SELECTED EXTRACT:
□ □ □

‘Course Casting’ in the Media

24 11 2005

Newsweek has an article “Professor In Your Pocket” which looks at the new technologies allowing university lectures to be podcast (yes, the word can be used as a verb, it’s based on broadcast!). While the article does look at the benefits a little, it dwelsl a lot on the negatives. Some excerpts:

Could ivy-covered lecture halls become as obsolete as the typewriter? This fall, a dozen colleges across the country have introduced a controversial new teaching tool called course casting, aimed at supplementing—and in some cases replacing—large, impersonal lectures. Although it has been around for less than a year, course casting has become as popular as a keg party on homecoming weekend. Students at Purdue University have downloaded 40,000 lectures since the start of the semester—not bad for a school with an enrollment of 38,000. Drexel, Stanford, Duke and American University have begun course-casting programs, too. “So far, we’ve heard mostly positive feedback about it,” says Lynne O’Brien, head of Duke’s Center for Institutional Technology. But critics complain that digital lectures delivered through earphones cut down on the vital interaction between professors and students. And parents, who shell out tens of thousands of dollars for tuition, aren’t convinced that kids who rely on the lectures-to-go are getting their money’s worth.

How many lectures have these people been to? Seminars, workshops, tutorials … that’s the core of interaction … even online discussions and blogs are better than your average lecture! Lectures, while important, still rely on a top-down delivery model. Even creative lecturers stuggle to not just deliver content. Besides which, most studies suggest students start to tune-out after 15-20 minutes (something that might be less problematic with a pause button and quick stretch at 15 minute intervals)!

□ □ □

INSTRUCTIONS TO FOLLOW: Pick up the post on course casting after its final sentence and keep writing it. The data that comes next is separate material with no connection to the post on course casting.

□ □ □

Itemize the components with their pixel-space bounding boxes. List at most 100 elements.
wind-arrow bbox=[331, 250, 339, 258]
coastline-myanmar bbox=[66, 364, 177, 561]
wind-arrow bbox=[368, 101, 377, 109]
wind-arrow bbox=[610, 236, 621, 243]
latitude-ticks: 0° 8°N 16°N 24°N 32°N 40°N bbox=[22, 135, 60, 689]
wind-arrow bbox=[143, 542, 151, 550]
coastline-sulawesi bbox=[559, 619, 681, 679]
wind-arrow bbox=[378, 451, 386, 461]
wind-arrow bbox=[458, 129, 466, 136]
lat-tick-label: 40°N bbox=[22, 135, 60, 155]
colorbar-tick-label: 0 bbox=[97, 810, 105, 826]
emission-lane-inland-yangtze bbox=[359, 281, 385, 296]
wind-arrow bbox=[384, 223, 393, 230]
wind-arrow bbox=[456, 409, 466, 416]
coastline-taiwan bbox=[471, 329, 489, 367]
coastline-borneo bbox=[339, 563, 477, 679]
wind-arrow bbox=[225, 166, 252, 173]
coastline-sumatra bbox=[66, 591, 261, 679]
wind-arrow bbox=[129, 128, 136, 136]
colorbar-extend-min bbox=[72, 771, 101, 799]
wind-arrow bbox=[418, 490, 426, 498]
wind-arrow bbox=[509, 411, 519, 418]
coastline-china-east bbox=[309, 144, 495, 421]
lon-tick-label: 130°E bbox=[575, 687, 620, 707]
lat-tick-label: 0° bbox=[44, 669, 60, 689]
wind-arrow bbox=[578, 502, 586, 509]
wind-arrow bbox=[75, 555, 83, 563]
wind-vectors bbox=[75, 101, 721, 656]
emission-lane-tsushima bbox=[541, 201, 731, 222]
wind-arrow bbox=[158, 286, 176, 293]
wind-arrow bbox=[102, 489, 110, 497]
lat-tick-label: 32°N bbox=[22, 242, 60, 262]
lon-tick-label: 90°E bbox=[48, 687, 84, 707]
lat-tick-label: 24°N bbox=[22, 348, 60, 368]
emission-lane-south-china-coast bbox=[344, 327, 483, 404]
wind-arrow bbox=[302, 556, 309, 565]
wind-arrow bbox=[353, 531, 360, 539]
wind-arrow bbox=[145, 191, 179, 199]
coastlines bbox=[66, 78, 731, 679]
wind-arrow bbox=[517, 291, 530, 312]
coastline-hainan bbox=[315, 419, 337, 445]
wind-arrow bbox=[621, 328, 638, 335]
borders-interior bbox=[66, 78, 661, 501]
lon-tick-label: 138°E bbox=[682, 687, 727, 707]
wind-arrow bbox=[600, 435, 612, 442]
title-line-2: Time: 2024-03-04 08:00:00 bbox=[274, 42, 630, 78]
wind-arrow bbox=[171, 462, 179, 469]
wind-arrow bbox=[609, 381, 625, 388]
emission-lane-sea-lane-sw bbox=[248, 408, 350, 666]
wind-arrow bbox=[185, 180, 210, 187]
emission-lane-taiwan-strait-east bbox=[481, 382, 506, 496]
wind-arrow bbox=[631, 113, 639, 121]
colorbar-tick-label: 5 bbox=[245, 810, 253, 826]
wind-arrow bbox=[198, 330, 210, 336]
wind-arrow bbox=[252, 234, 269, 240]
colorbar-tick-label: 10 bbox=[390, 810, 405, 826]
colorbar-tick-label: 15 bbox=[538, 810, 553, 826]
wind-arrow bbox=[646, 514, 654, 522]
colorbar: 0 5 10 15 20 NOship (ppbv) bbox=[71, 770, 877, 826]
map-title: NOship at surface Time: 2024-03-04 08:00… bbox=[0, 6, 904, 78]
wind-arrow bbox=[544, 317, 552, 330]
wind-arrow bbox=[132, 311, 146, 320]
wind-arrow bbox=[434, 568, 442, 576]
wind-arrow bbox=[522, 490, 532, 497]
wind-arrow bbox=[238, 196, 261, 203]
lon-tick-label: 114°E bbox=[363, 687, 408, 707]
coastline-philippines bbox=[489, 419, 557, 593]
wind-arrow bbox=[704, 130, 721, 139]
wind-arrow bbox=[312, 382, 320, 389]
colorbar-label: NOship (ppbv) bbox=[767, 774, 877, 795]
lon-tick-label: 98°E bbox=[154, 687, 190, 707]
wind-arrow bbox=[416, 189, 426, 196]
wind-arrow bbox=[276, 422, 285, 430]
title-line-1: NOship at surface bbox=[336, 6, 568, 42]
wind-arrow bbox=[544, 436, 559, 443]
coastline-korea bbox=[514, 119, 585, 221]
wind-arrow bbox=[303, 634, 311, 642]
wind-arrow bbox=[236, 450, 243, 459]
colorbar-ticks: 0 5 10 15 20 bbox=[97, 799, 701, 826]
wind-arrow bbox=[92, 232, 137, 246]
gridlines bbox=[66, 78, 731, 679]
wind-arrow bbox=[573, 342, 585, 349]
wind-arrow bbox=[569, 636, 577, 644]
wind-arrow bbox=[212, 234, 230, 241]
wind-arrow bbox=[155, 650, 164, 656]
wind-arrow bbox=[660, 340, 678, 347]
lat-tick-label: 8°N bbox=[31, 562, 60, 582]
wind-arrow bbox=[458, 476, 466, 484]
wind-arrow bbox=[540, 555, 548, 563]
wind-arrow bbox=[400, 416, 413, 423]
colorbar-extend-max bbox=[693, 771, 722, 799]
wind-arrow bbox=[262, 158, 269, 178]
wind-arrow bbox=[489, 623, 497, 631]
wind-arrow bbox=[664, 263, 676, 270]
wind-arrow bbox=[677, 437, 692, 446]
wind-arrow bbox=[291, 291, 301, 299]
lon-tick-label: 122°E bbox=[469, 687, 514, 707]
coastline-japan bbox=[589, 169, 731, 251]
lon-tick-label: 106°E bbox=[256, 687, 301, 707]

□ □ □

THE REPLY:
… some academics worry that much is lost when sophomores scroll between audio files of a philosophy lecture and the latest hit by Franz Ferdinand. Students learn an important skill when they are required to show up for a lecture: creating a schedule and sticking to it. Being in class keeps them in regular contact with professors, which, experts say, is a key to keeping dropout rates low. Lectures, too, force students to focus for long, uninterrupted stretches. Course casting might work, says Lee Knefelkamp, a professor of education at Teachers College at Columbia University, if a professor is trying to deliver facts and concepts for later regurgitation. “Students can listen to that anywhere.” But a topnotch lecture, says Knefelkamp, “should be provocative, catch you up short and make you think in ways you never have before.” Those kinds of intellectual epiphanies, she says, rarely happen at the laundromat.

If lectures are the only regular contact points, I suspect something might be wrong! :( I agree a good lecture is a GOOD LECTURE, but flexibility is also extremely important these days.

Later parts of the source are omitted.